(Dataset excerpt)
┏━━

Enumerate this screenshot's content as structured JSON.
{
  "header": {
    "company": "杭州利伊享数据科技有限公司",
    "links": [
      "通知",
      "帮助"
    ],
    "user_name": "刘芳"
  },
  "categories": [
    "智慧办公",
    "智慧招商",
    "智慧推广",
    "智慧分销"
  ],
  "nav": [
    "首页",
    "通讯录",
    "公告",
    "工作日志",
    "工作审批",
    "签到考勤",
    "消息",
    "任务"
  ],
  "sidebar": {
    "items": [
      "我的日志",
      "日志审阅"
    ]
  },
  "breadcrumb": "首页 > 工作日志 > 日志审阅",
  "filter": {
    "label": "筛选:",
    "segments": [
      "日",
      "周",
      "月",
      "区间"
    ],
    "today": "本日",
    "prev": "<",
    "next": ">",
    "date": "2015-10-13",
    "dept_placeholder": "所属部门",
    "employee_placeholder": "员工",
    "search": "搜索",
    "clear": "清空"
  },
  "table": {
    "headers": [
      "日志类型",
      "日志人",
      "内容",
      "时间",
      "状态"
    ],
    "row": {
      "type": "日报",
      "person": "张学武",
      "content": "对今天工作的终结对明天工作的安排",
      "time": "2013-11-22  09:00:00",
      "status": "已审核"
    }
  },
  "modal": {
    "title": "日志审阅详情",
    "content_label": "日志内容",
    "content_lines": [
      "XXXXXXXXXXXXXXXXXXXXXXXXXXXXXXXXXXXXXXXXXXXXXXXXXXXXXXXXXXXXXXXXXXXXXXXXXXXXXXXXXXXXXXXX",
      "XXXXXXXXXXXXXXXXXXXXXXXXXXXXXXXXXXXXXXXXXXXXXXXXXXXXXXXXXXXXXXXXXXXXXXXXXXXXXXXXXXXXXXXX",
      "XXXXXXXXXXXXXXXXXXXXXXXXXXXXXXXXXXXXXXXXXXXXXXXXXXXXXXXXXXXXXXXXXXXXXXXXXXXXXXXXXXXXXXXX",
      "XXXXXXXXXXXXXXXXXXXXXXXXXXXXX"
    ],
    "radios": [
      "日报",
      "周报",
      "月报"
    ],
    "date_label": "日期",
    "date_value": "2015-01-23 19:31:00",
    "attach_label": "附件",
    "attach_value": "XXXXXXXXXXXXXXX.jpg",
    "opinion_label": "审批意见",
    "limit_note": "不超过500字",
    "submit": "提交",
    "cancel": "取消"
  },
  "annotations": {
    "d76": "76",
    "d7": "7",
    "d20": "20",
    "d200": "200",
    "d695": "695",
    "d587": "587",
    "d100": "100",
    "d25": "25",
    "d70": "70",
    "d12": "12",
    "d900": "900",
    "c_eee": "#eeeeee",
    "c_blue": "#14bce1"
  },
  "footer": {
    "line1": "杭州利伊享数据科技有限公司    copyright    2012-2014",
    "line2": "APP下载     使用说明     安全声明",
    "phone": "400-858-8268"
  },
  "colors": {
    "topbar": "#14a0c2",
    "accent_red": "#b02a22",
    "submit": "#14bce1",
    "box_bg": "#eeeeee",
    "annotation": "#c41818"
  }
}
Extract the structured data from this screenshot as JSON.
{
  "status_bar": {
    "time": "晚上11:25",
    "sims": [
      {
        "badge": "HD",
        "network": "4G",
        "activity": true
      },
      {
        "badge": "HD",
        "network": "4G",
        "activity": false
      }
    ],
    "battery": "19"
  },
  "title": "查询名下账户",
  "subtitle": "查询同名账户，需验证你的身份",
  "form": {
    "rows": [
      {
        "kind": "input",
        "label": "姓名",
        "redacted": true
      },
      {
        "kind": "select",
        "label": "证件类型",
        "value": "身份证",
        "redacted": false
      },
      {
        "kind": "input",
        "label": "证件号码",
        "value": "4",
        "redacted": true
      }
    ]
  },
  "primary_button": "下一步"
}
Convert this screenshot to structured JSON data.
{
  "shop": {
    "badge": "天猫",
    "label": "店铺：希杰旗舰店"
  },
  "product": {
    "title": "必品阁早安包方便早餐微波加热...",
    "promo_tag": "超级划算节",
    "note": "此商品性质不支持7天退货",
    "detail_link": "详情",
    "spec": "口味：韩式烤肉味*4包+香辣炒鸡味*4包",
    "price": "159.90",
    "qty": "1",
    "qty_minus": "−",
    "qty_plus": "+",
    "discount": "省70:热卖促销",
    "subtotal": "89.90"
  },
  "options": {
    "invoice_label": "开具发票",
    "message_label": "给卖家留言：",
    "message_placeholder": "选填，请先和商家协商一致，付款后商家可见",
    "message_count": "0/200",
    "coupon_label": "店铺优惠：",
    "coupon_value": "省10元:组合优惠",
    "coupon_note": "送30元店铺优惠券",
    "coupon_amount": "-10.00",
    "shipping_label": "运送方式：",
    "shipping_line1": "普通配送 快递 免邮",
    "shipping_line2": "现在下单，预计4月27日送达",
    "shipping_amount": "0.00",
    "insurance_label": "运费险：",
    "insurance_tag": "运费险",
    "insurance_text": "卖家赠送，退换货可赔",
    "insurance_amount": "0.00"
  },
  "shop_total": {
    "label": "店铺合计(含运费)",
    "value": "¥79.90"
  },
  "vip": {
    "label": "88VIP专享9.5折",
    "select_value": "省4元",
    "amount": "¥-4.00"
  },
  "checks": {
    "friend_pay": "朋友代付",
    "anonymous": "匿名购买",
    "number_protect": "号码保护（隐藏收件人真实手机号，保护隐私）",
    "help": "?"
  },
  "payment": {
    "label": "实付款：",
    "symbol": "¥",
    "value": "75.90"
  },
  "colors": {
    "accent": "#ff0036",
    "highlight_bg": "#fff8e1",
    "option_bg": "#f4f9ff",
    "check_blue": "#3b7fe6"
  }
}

┗━━

Problem to solve
Which lines contain "杭州利伊享数据科技有限公司"? Copy each of them out.

Full answer
    "company": "杭州利伊享数据科技有限公司",
    "line1": "杭州利伊享数据科技有限公司    copyright    2012-2014",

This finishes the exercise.